-- Start LISTED ENTRIES --
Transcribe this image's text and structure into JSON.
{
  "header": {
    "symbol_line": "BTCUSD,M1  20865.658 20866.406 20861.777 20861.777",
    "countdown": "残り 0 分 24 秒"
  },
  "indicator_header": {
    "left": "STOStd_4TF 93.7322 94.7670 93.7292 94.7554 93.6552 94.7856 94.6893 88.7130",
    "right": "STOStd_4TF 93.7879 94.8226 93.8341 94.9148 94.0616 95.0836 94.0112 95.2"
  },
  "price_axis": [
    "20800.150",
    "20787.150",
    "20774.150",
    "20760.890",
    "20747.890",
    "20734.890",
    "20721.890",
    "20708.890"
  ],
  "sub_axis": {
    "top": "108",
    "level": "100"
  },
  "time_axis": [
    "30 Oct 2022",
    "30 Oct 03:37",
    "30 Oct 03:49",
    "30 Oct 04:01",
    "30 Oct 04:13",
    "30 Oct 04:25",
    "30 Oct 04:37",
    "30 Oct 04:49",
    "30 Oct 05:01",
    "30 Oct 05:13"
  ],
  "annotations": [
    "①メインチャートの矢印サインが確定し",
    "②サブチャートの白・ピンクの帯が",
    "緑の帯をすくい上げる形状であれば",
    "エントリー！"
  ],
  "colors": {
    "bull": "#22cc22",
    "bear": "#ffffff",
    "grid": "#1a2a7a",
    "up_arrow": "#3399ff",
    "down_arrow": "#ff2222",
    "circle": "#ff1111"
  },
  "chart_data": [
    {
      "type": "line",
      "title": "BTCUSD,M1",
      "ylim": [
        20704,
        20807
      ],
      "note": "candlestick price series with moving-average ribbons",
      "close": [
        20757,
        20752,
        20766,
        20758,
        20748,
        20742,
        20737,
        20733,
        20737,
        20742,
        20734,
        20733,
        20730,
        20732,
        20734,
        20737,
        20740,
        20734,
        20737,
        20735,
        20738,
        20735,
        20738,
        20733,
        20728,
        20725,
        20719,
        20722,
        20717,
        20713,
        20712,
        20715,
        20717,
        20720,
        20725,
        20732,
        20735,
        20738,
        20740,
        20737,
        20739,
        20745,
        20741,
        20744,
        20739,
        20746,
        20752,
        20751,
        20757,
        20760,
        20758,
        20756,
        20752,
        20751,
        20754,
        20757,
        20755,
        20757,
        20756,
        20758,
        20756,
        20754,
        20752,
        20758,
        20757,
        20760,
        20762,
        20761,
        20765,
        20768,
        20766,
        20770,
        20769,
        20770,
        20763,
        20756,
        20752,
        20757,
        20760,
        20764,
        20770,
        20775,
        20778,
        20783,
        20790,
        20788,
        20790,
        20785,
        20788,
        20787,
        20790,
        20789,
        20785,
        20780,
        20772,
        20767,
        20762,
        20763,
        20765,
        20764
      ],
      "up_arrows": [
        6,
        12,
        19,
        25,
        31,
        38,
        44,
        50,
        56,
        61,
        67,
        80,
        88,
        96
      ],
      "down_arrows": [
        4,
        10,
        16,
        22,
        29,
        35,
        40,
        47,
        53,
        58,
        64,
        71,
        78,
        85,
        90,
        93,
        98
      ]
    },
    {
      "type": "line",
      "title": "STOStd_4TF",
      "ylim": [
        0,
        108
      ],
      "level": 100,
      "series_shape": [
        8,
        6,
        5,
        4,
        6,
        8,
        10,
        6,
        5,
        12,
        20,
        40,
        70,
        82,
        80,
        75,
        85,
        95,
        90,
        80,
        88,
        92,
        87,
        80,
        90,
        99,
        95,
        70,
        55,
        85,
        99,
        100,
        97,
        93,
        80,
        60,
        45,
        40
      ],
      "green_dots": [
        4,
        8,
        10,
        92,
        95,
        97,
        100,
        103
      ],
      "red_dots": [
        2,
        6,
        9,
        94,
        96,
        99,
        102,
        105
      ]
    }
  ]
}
-- End LISTED ENTRIES --
-- Start LISTED ENTRIES --
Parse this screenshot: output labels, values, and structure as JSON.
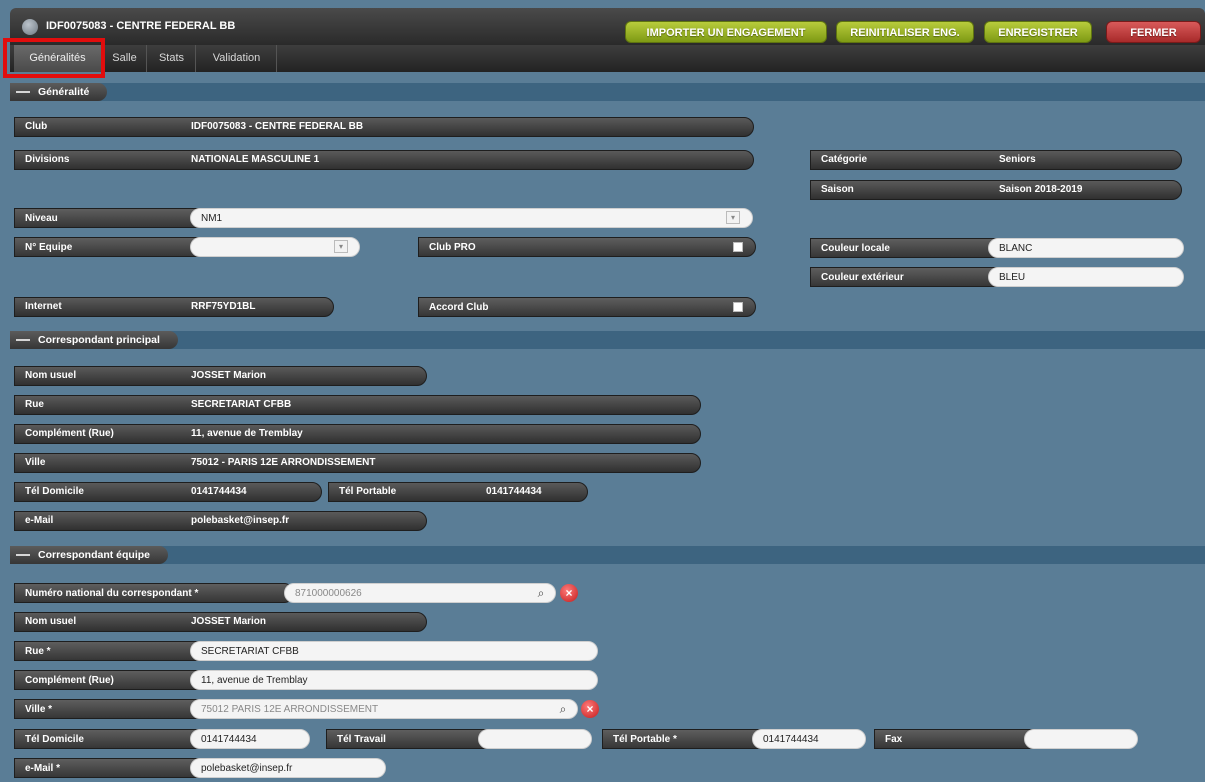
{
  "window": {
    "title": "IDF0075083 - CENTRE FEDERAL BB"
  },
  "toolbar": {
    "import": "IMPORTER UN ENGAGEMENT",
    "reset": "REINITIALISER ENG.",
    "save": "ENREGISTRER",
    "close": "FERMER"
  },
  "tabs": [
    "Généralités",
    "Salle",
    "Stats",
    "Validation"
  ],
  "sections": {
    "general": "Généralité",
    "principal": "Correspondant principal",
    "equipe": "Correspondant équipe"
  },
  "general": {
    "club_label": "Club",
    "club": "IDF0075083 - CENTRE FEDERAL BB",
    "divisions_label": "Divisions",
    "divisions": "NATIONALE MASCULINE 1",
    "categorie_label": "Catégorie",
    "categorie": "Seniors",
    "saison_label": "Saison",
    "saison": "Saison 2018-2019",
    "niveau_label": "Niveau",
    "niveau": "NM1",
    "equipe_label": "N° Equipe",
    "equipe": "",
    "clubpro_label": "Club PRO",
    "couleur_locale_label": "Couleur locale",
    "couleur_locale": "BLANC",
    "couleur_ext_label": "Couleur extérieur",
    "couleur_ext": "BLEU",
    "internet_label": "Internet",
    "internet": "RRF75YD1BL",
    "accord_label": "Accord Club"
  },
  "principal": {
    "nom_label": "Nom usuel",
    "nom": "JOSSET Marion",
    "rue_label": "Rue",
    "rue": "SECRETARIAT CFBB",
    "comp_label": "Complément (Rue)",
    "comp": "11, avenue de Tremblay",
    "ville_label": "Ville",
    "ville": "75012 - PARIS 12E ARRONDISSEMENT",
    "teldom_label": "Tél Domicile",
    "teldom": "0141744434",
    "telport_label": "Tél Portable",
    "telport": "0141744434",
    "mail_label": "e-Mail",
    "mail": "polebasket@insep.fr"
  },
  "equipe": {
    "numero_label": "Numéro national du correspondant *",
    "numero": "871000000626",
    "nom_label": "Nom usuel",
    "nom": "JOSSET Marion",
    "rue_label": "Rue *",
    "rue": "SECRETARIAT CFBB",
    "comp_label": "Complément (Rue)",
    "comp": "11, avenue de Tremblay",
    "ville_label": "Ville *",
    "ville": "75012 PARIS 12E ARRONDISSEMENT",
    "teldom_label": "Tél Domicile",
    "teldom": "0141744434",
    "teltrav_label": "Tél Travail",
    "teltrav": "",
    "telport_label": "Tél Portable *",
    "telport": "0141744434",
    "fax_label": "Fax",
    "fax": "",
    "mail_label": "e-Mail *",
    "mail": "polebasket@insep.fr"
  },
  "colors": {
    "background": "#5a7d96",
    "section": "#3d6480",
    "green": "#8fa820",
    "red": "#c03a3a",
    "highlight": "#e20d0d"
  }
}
-- End LISTED ENTRIES --
-- Start LISTED ENTRIES --
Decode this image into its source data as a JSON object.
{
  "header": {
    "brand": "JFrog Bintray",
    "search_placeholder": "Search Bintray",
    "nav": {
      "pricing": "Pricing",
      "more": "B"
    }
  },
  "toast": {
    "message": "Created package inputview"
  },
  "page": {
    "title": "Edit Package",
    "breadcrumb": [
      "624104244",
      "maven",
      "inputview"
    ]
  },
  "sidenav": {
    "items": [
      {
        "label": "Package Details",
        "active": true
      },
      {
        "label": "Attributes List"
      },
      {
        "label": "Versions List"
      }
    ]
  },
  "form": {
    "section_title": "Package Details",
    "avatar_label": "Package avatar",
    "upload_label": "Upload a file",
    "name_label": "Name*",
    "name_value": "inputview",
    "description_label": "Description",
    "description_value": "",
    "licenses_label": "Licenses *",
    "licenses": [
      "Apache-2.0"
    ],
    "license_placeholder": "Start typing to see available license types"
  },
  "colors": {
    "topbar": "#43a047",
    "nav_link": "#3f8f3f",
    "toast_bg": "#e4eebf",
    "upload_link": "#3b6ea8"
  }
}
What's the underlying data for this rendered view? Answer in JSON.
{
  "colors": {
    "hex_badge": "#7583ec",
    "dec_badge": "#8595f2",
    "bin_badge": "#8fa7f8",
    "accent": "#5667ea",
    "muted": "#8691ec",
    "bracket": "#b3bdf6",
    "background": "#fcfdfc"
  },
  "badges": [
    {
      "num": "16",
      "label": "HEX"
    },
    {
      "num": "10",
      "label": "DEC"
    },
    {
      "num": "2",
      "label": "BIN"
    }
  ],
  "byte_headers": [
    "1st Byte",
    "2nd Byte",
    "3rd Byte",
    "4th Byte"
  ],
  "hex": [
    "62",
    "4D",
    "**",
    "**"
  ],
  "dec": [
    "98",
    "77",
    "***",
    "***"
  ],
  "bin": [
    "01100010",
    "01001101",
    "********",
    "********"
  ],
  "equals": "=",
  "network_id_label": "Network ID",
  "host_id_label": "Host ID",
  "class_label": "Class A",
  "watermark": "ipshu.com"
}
-- End LISTED ENTRIES --
TASK: Within the material above, find the lines that contain the word "JSON"; copy them.

RESULT:
Transcribe this image's text and structure into JSON.
Parse this screenshot: output labels, values, and structure as JSON.
Decode this image into its source data as a JSON object.
What's the underlying data for this rendered view? Answer in JSON.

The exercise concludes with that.